(Records from a dataset)
..............................

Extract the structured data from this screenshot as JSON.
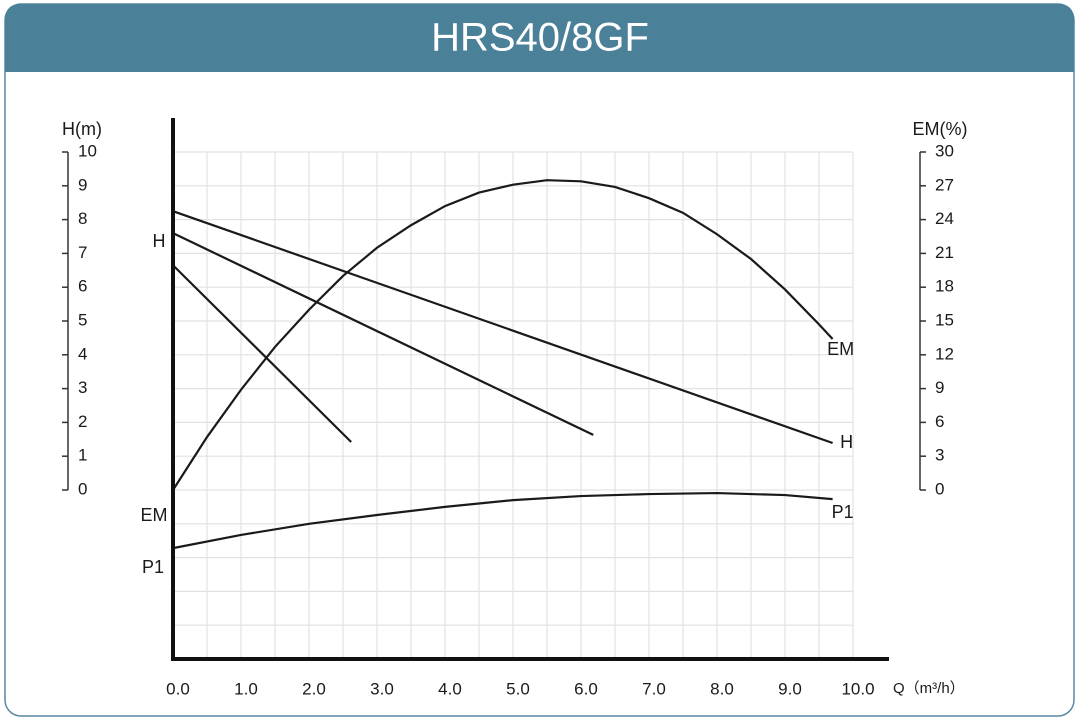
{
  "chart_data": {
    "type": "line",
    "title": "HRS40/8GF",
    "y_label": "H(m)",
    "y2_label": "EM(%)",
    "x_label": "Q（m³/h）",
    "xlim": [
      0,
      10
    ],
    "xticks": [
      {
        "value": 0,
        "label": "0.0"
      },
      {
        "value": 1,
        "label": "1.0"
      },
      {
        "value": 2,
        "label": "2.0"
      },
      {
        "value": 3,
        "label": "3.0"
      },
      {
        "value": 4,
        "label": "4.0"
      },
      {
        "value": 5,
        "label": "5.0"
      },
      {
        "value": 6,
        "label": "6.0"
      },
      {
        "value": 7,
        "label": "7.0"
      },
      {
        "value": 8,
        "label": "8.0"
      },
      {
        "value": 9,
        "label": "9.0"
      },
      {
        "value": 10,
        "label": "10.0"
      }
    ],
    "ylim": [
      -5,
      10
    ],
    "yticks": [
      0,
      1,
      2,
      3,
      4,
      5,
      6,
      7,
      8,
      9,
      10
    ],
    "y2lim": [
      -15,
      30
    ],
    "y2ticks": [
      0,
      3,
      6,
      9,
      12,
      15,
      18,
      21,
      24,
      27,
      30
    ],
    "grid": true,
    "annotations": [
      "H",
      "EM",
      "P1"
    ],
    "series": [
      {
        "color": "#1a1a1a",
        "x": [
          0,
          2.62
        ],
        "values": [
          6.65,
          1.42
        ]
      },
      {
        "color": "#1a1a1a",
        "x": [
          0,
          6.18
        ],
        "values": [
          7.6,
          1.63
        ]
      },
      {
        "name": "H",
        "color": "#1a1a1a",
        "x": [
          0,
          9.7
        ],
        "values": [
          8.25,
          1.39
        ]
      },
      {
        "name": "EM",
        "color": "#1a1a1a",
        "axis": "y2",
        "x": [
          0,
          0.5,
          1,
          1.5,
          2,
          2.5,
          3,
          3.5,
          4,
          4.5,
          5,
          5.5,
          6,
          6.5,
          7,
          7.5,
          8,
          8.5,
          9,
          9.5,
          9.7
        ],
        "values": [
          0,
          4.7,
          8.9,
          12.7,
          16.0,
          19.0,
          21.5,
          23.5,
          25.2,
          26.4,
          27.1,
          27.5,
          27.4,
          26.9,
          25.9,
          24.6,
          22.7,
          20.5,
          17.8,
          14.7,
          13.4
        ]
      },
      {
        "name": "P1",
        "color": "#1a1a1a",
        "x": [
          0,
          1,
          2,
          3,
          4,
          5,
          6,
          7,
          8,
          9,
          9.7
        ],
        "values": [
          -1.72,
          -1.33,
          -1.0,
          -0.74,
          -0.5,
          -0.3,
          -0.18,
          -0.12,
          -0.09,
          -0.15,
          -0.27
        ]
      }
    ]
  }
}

..............................

WHAT YOU HAVE TO DO:
The data should be printed again unchanged; leave its pictures out.

SOLUTION TO THIS PROBLEM:
Extract the structured data from this screenshot as JSON.
{
  "chart_data": {
    "type": "line",
    "title": "HRS40/8GF",
    "y_label": "H(m)",
    "y2_label": "EM(%)",
    "x_label": "Q（m³/h）",
    "xlim": [
      0,
      10
    ],
    "xticks": [
      {
        "value": 0,
        "label": "0.0"
      },
      {
        "value": 1,
        "label": "1.0"
      },
      {
        "value": 2,
        "label": "2.0"
      },
      {
        "value": 3,
        "label": "3.0"
      },
      {
        "value": 4,
        "label": "4.0"
      },
      {
        "value": 5,
        "label": "5.0"
      },
      {
        "value": 6,
        "label": "6.0"
      },
      {
        "value": 7,
        "label": "7.0"
      },
      {
        "value": 8,
        "label": "8.0"
      },
      {
        "value": 9,
        "label": "9.0"
      },
      {
        "value": 10,
        "label": "10.0"
      }
    ],
    "ylim": [
      -5,
      10
    ],
    "yticks": [
      0,
      1,
      2,
      3,
      4,
      5,
      6,
      7,
      8,
      9,
      10
    ],
    "y2lim": [
      -15,
      30
    ],
    "y2ticks": [
      0,
      3,
      6,
      9,
      12,
      15,
      18,
      21,
      24,
      27,
      30
    ],
    "grid": true,
    "annotations": [
      "H",
      "EM",
      "P1"
    ],
    "series": [
      {
        "color": "#1a1a1a",
        "x": [
          0,
          2.62
        ],
        "values": [
          6.65,
          1.42
        ]
      },
      {
        "color": "#1a1a1a",
        "x": [
          0,
          6.18
        ],
        "values": [
          7.6,
          1.63
        ]
      },
      {
        "name": "H",
        "color": "#1a1a1a",
        "x": [
          0,
          9.7
        ],
        "values": [
          8.25,
          1.39
        ]
      },
      {
        "name": "EM",
        "color": "#1a1a1a",
        "axis": "y2",
        "x": [
          0,
          0.5,
          1,
          1.5,
          2,
          2.5,
          3,
          3.5,
          4,
          4.5,
          5,
          5.5,
          6,
          6.5,
          7,
          7.5,
          8,
          8.5,
          9,
          9.5,
          9.7
        ],
        "values": [
          0,
          4.7,
          8.9,
          12.7,
          16.0,
          19.0,
          21.5,
          23.5,
          25.2,
          26.4,
          27.1,
          27.5,
          27.4,
          26.9,
          25.9,
          24.6,
          22.7,
          20.5,
          17.8,
          14.7,
          13.4
        ]
      },
      {
        "name": "P1",
        "color": "#1a1a1a",
        "x": [
          0,
          1,
          2,
          3,
          4,
          5,
          6,
          7,
          8,
          9,
          9.7
        ],
        "values": [
          -1.72,
          -1.33,
          -1.0,
          -0.74,
          -0.5,
          -0.3,
          -0.18,
          -0.12,
          -0.09,
          -0.15,
          -0.27
        ]
      }
    ]
  }
}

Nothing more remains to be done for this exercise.